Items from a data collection
>>>>>

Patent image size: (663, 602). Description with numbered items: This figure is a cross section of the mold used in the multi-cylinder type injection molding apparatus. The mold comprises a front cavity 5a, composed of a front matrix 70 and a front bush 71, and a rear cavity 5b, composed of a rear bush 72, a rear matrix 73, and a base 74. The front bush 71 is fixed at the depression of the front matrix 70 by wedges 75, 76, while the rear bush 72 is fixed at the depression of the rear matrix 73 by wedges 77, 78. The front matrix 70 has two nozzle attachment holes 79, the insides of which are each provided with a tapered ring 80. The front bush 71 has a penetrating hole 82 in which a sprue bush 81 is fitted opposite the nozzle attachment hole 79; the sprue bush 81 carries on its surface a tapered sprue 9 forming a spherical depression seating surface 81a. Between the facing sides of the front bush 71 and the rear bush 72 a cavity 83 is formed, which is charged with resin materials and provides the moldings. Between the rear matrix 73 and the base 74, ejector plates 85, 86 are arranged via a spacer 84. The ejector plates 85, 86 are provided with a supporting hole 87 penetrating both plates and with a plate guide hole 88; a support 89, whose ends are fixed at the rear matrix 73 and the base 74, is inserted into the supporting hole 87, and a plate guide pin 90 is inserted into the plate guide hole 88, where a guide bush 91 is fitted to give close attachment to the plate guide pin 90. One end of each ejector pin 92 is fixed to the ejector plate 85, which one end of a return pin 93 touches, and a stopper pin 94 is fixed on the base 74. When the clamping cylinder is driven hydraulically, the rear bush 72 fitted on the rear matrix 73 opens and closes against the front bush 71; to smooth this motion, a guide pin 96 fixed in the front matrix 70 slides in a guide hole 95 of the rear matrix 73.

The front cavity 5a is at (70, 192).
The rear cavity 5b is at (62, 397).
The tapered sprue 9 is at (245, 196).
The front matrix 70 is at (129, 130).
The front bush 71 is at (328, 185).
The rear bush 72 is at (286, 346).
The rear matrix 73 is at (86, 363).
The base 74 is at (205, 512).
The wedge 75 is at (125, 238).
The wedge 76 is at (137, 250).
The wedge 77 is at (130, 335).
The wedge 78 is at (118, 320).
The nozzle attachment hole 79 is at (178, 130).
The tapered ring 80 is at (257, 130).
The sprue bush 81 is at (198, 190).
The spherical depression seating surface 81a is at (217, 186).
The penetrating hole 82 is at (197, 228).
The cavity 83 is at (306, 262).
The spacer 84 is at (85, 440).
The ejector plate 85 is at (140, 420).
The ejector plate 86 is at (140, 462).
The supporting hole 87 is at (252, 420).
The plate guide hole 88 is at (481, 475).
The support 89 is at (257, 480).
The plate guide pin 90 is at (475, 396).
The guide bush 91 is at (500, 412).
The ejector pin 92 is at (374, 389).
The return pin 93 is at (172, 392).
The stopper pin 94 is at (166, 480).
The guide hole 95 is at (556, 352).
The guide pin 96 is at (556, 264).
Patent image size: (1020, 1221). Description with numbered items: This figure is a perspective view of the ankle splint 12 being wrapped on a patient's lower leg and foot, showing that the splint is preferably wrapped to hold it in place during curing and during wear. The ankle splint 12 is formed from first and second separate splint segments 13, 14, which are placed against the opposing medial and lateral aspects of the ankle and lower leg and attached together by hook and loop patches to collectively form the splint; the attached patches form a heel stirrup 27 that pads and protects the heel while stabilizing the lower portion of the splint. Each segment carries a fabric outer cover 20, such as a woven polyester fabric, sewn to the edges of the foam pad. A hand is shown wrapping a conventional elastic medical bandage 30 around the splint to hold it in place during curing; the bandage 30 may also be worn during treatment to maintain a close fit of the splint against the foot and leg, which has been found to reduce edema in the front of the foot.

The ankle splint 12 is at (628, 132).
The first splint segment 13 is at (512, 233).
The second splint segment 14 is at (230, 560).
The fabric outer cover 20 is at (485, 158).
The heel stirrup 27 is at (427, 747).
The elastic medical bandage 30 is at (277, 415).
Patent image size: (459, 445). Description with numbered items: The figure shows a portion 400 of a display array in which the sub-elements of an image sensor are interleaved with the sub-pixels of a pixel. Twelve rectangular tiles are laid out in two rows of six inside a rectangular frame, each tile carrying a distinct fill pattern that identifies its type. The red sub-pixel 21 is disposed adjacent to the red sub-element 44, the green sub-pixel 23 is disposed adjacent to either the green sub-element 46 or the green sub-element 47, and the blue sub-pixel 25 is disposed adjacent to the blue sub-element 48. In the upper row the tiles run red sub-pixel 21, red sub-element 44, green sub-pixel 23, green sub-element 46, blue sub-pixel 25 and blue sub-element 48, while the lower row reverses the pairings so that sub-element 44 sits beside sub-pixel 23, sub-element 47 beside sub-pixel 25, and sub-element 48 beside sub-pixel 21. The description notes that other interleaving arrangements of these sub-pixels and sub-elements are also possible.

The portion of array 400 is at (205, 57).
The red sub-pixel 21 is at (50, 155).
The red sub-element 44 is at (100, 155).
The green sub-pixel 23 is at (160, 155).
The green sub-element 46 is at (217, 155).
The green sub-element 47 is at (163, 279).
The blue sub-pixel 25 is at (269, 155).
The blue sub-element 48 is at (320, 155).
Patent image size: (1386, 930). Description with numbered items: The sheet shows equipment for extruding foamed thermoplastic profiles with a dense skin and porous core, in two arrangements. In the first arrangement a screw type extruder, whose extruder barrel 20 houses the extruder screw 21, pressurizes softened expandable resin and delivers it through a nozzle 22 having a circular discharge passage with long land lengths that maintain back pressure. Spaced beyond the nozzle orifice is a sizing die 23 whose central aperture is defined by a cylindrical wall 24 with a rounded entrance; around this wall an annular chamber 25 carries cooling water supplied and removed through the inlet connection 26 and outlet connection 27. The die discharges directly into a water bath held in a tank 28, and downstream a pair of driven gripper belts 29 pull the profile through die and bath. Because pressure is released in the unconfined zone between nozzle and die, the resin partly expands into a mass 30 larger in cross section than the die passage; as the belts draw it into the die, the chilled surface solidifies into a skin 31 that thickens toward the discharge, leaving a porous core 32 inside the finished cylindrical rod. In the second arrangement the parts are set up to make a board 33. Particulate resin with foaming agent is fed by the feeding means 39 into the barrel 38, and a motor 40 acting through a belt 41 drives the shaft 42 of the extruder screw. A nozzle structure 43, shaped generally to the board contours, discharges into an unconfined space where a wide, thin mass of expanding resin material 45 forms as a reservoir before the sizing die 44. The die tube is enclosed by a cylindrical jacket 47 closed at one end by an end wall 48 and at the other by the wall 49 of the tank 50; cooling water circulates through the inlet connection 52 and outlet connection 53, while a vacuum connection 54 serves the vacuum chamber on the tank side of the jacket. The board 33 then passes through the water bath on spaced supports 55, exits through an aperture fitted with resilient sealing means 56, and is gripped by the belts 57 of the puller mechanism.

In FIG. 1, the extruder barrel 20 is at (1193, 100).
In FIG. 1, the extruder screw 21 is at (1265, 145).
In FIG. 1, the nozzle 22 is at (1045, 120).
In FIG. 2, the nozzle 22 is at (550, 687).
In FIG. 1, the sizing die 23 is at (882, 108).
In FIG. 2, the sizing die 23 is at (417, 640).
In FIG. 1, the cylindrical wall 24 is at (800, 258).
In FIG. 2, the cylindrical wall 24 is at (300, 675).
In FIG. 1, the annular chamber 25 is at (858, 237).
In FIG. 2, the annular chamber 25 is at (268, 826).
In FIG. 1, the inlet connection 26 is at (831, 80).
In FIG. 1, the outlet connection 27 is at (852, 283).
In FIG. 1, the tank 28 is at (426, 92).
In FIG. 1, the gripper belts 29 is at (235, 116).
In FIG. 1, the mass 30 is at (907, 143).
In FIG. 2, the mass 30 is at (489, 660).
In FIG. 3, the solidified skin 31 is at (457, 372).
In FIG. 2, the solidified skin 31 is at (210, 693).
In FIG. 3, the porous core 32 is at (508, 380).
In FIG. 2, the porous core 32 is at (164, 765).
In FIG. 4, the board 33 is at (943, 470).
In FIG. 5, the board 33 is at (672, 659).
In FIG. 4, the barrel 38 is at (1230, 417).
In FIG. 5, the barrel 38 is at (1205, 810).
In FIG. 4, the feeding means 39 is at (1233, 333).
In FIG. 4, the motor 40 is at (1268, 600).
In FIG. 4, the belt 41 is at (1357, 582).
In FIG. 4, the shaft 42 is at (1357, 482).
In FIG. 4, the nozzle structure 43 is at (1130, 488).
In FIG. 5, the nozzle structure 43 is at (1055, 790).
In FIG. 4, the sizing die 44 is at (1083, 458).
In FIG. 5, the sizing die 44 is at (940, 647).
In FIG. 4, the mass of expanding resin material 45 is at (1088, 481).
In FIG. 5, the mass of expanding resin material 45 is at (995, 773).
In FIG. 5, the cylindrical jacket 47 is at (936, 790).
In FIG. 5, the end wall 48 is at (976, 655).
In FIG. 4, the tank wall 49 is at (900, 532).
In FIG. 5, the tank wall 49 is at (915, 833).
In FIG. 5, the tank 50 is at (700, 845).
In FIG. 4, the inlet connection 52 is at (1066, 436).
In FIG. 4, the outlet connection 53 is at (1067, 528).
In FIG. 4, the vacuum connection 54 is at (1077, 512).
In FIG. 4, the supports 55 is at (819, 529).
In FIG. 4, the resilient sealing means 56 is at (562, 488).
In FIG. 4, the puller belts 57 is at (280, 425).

<<<<<

- Aim of the task
Copy out word for word every line from the one containing "Patent image size: (459, 445)." through the one containing "The blue sub-element 48 is at (320, 155).", including both of those lines.

- Exercise output
Patent image size: (459, 445). Description with numbered items: The figure shows a portion 400 of a display array in which the sub-elements of an image sensor are interleaved with the sub-pixels of a pixel. Twelve rectangular tiles are laid out in two rows of six inside a rectangular frame, each tile carrying a distinct fill pattern that identifies its type. The red sub-pixel 21 is disposed adjacent to the red sub-element 44, the green sub-pixel 23 is disposed adjacent to either the green sub-element 46 or the green sub-element 47, and the blue sub-pixel 25 is disposed adjacent to the blue sub-element 48. In the upper row the tiles run red sub-pixel 21, red sub-element 44, green sub-pixel 23, green sub-element 46, blue sub-pixel 25 and blue sub-element 48, while the lower row reverses the pairings so that sub-element 44 sits beside sub-pixel 23, sub-element 47 beside sub-pixel 25, and sub-element 48 beside sub-pixel 21. The description notes that other interleaving arrangements of these sub-pixels and sub-elements are also possible.

The portion of array 400 is at (205, 57).
The red sub-pixel 21 is at (50, 155).
The red sub-element 44 is at (100, 155).
The green sub-pixel 23 is at (160, 155).
The green sub-element 46 is at (217, 155).
The green sub-element 47 is at (163, 279).
The blue sub-pixel 25 is at (269, 155).
The blue sub-element 48 is at (320, 155).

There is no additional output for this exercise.